____ DATA FOR THIS TASK

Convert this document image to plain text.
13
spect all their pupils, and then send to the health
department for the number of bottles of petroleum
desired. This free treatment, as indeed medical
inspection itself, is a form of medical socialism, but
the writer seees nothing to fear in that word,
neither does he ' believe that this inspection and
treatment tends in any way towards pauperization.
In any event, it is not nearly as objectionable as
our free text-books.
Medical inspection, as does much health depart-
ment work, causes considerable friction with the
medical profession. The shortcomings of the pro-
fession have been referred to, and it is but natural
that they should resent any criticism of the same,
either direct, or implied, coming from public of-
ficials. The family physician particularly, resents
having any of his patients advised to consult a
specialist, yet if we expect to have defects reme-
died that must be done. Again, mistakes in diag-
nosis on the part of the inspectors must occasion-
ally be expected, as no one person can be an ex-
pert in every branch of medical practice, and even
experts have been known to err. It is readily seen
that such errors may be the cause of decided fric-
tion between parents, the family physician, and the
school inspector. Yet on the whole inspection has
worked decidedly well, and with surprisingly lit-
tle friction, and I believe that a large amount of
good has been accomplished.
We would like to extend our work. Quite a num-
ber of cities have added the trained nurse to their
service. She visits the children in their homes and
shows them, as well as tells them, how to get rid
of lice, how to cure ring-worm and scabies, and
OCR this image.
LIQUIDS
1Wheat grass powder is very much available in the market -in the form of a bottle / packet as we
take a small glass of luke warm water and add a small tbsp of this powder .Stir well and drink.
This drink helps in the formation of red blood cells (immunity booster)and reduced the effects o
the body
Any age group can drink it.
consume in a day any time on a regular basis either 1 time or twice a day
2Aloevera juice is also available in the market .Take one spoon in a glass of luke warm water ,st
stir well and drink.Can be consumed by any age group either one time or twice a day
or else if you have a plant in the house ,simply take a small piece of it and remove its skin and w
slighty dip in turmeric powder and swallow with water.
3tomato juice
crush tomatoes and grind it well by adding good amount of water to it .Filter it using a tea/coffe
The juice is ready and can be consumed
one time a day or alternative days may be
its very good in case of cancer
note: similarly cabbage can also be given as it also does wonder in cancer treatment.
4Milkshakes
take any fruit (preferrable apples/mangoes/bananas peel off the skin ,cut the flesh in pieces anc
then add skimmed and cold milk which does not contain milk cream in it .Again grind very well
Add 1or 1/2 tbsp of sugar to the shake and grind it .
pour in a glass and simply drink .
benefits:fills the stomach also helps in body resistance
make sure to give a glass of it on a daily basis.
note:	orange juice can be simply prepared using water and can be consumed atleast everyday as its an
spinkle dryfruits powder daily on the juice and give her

________

## WHAT TO WORK ON
Could you restate the records above word for word?

## ANSWER FOR THE TASK
Convert this document image to plain text.
13
spect all their pupils, and then send to the health
department for the number of bottles of petroleum
desired. This free treatment, as indeed medical
inspection itself, is a form of medical socialism, but
the writer seees nothing to fear in that word,
neither does he ' believe that this inspection and
treatment tends in any way towards pauperization.
In any event, it is not nearly as objectionable as
our free text-books.
Medical inspection, as does much health depart-
ment work, causes considerable friction with the
medical profession. The shortcomings of the pro-
fession have been referred to, and it is but natural
that they should resent any criticism of the same,
either direct, or implied, coming from public of-
ficials. The family physician particularly, resents
having any of his patients advised to consult a
specialist, yet if we expect to have defects reme-
died that must be done. Again, mistakes in diag-
nosis on the part of the inspectors must occasion-
ally be expected, as no one person can be an ex-
pert in every branch of medical practice, and even
experts have been known to err. It is readily seen
that such errors may be the cause of decided fric-
tion between parents, the family physician, and the
school inspector. Yet on the whole inspection has
worked decidedly well, and with surprisingly lit-
tle friction, and I believe that a large amount of
good has been accomplished.
We would like to extend our work. Quite a num-
ber of cities have added the trained nurse to their
service. She visits the children in their homes and
shows them, as well as tells them, how to get rid
of lice, how to cure ring-worm and scabies, and
OCR this image.
LIQUIDS
1Wheat grass powder is very much available in the market -in the form of a bottle / packet as we
take a small glass of luke warm water and add a small tbsp of this powder .Stir well and drink.
This drink helps in the formation of red blood cells (immunity booster)and reduced the effects o
the body
Any age group can drink it.
consume in a day any time on a regular basis either 1 time or twice a day
2Aloevera juice is also available in the market .Take one spoon in a glass of luke warm water ,st
stir well and drink.Can be consumed by any age group either one time or twice a day
or else if you have a plant in the house ,simply take a small piece of it and remove its skin and w
slighty dip in turmeric powder and swallow with water.
3tomato juice
crush tomatoes and grind it well by adding good amount of water to it .Filter it using a tea/coffe
The juice is ready and can be consumed
one time a day or alternative days may be
its very good in case of cancer
note: similarly cabbage can also be given as it also does wonder in cancer treatment.
4Milkshakes
take any fruit (preferrable apples/mangoes/bananas peel off the skin ,cut the flesh in pieces anc
then add skimmed and cold milk which does not contain milk cream in it .Again grind very well
Add 1or 1/2 tbsp of sugar to the shake and grind it .
pour in a glass and simply drink .
benefits:fills the stomach also helps in body resistance
make sure to give a glass of it on a daily basis.
note:	orange juice can be simply prepared using water and can be consumed atleast everyday as its an
spinkle dryfruits powder daily on the juice and give her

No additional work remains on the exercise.